Exercise brief -
Copy out the entries exactly, from the first line to the last.

..........

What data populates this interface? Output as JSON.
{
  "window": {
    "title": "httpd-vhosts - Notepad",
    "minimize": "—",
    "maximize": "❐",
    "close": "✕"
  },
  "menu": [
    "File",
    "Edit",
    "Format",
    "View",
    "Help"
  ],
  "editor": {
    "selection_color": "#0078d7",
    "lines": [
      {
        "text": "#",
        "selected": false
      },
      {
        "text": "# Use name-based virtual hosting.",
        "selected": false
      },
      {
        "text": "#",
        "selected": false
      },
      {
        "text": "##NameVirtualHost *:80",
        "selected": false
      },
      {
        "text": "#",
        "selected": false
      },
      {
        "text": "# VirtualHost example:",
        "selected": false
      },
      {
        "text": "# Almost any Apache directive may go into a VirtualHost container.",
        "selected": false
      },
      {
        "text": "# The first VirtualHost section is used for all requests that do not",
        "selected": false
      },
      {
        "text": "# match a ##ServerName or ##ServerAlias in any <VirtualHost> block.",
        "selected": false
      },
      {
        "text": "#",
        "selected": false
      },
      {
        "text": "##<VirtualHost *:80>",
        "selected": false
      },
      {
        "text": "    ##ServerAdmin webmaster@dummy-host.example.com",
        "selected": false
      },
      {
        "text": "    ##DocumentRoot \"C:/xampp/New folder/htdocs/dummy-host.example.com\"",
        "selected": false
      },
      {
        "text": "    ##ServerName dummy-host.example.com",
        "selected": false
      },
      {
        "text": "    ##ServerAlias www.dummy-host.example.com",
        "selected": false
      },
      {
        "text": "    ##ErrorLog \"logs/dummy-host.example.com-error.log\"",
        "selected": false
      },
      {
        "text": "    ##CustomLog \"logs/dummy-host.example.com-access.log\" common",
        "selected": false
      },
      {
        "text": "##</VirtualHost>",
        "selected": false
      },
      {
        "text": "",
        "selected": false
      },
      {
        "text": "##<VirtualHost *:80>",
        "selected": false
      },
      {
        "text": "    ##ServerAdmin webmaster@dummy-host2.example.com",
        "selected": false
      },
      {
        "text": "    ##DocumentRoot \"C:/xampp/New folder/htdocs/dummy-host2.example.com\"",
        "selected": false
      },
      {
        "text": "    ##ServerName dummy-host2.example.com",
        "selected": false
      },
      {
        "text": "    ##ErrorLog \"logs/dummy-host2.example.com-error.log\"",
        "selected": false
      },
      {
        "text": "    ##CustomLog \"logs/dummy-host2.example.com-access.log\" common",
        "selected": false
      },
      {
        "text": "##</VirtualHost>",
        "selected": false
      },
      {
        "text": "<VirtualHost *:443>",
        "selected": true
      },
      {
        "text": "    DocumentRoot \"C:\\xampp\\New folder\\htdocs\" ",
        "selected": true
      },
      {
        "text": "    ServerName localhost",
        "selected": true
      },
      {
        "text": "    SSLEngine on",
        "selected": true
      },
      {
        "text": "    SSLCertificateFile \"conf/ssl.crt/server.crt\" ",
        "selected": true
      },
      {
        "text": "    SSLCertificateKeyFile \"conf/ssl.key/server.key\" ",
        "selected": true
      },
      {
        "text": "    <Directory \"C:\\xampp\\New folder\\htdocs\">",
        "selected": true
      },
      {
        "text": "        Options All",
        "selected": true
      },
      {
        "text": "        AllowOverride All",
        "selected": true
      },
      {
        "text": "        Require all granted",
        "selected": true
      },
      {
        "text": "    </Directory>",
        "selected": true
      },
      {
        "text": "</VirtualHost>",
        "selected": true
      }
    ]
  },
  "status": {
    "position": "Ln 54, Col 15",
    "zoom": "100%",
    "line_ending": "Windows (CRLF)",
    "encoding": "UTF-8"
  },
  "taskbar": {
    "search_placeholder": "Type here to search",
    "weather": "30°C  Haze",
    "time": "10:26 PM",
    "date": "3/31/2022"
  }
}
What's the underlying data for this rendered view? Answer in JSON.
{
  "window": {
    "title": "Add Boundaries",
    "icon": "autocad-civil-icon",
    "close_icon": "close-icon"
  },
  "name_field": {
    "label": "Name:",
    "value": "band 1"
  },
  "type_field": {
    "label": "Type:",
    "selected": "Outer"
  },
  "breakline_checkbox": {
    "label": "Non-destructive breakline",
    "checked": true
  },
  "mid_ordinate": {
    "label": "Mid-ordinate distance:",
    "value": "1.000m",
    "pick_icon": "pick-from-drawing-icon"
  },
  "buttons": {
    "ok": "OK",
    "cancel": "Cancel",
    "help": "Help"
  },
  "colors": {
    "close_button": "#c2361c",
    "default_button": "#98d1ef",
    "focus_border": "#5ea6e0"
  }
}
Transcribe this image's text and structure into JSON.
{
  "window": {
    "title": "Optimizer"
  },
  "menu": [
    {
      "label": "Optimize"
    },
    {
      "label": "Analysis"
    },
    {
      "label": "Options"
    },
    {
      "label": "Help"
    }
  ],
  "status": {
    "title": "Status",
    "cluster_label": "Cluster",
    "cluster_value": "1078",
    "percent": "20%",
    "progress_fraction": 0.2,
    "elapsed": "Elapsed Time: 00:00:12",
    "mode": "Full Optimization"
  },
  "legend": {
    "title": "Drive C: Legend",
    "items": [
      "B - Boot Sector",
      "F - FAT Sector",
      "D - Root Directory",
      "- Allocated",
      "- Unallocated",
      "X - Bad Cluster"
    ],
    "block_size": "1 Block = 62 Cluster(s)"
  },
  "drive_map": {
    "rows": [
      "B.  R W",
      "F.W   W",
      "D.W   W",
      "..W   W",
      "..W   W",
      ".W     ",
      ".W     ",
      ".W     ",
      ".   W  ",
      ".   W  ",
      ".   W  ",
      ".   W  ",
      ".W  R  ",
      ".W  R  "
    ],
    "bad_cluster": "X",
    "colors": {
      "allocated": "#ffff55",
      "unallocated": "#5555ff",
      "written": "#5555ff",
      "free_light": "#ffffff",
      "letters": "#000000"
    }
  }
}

..........

Solution to the problem -
What data populates this interface? Output as JSON.
{
  "window": {
    "title": "httpd-vhosts - Notepad",
    "minimize": "—",
    "maximize": "❐",
    "close": "✕"
  },
  "menu": [
    "File",
    "Edit",
    "Format",
    "View",
    "Help"
  ],
  "editor": {
    "selection_color": "#0078d7",
    "lines": [
      {
        "text": "#",
        "selected": false
      },
      {
        "text": "# Use name-based virtual hosting.",
        "selected": false
      },
      {
        "text": "#",
        "selected": false
      },
      {
        "text": "##NameVirtualHost *:80",
        "selected": false
      },
      {
        "text": "#",
        "selected": false
      },
      {
        "text": "# VirtualHost example:",
        "selected": false
      },
      {
        "text": "# Almost any Apache directive may go into a VirtualHost container.",
        "selected": false
      },
      {
        "text": "# The first VirtualHost section is used for all requests that do not",
        "selected": false
      },
      {
        "text": "# match a ##ServerName or ##ServerAlias in any <VirtualHost> block.",
        "selected": false
      },
      {
        "text": "#",
        "selected": false
      },
      {
        "text": "##<VirtualHost *:80>",
        "selected": false
      },
      {
        "text": "    ##ServerAdmin webmaster@dummy-host.example.com",
        "selected": false
      },
      {
        "text": "    ##DocumentRoot \"C:/xampp/New folder/htdocs/dummy-host.example.com\"",
        "selected": false
      },
      {
        "text": "    ##ServerName dummy-host.example.com",
        "selected": false
      },
      {
        "text": "    ##ServerAlias www.dummy-host.example.com",
        "selected": false
      },
      {
        "text": "    ##ErrorLog \"logs/dummy-host.example.com-error.log\"",
        "selected": false
      },
      {
        "text": "    ##CustomLog \"logs/dummy-host.example.com-access.log\" common",
        "selected": false
      },
      {
        "text": "##</VirtualHost>",
        "selected": false
      },
      {
        "text": "",
        "selected": false
      },
      {
        "text": "##<VirtualHost *:80>",
        "selected": false
      },
      {
        "text": "    ##ServerAdmin webmaster@dummy-host2.example.com",
        "selected": false
      },
      {
        "text": "    ##DocumentRoot \"C:/xampp/New folder/htdocs/dummy-host2.example.com\"",
        "selected": false
      },
      {
        "text": "    ##ServerName dummy-host2.example.com",
        "selected": false
      },
      {
        "text": "    ##ErrorLog \"logs/dummy-host2.example.com-error.log\"",
        "selected": false
      },
      {
        "text": "    ##CustomLog \"logs/dummy-host2.example.com-access.log\" common",
        "selected": false
      },
      {
        "text": "##</VirtualHost>",
        "selected": false
      },
      {
        "text": "<VirtualHost *:443>",
        "selected": true
      },
      {
        "text": "    DocumentRoot \"C:\\xampp\\New folder\\htdocs\" ",
        "selected": true
      },
      {
        "text": "    ServerName localhost",
        "selected": true
      },
      {
        "text": "    SSLEngine on",
        "selected": true
      },
      {
        "text": "    SSLCertificateFile \"conf/ssl.crt/server.crt\" ",
        "selected": true
      },
      {
        "text": "    SSLCertificateKeyFile \"conf/ssl.key/server.key\" ",
        "selected": true
      },
      {
        "text": "    <Directory \"C:\\xampp\\New folder\\htdocs\">",
        "selected": true
      },
      {
        "text": "        Options All",
        "selected": true
      },
      {
        "text": "        AllowOverride All",
        "selected": true
      },
      {
        "text": "        Require all granted",
        "selected": true
      },
      {
        "text": "    </Directory>",
        "selected": true
      },
      {
        "text": "</VirtualHost>",
        "selected": true
      }
    ]
  },
  "status": {
    "position": "Ln 54, Col 15",
    "zoom": "100%",
    "line_ending": "Windows (CRLF)",
    "encoding": "UTF-8"
  },
  "taskbar": {
    "search_placeholder": "Type here to search",
    "weather": "30°C  Haze",
    "time": "10:26 PM",
    "date": "3/31/2022"
  }
}
What's the underlying data for this rendered view? Answer in JSON.
{
  "window": {
    "title": "Add Boundaries",
    "icon": "autocad-civil-icon",
    "close_icon": "close-icon"
  },
  "name_field": {
    "label": "Name:",
    "value": "band 1"
  },
  "type_field": {
    "label": "Type:",
    "selected": "Outer"
  },
  "breakline_checkbox": {
    "label": "Non-destructive breakline",
    "checked": true
  },
  "mid_ordinate": {
    "label": "Mid-ordinate distance:",
    "value": "1.000m",
    "pick_icon": "pick-from-drawing-icon"
  },
  "buttons": {
    "ok": "OK",
    "cancel": "Cancel",
    "help": "Help"
  },
  "colors": {
    "close_button": "#c2361c",
    "default_button": "#98d1ef",
    "focus_border": "#5ea6e0"
  }
}
Transcribe this image's text and structure into JSON.
{
  "window": {
    "title": "Optimizer"
  },
  "menu": [
    {
      "label": "Optimize"
    },
    {
      "label": "Analysis"
    },
    {
      "label": "Options"
    },
    {
      "label": "Help"
    }
  ],
  "status": {
    "title": "Status",
    "cluster_label": "Cluster",
    "cluster_value": "1078",
    "percent": "20%",
    "progress_fraction": 0.2,
    "elapsed": "Elapsed Time: 00:00:12",
    "mode": "Full Optimization"
  },
  "legend": {
    "title": "Drive C: Legend",
    "items": [
      "B - Boot Sector",
      "F - FAT Sector",
      "D - Root Directory",
      "- Allocated",
      "- Unallocated",
      "X - Bad Cluster"
    ],
    "block_size": "1 Block = 62 Cluster(s)"
  },
  "drive_map": {
    "rows": [
      "B.  R W",
      "F.W   W",
      "D.W   W",
      "..W   W",
      "..W   W",
      ".W     ",
      ".W     ",
      ".W     ",
      ".   W  ",
      ".   W  ",
      ".   W  ",
      ".   W  ",
      ".W  R  ",
      ".W  R  "
    ],
    "bad_cluster": "X",
    "colors": {
      "allocated": "#ffff55",
      "unallocated": "#5555ff",
      "written": "#5555ff",
      "free_light": "#ffffff",
      "letters": "#000000"
    }
  }
}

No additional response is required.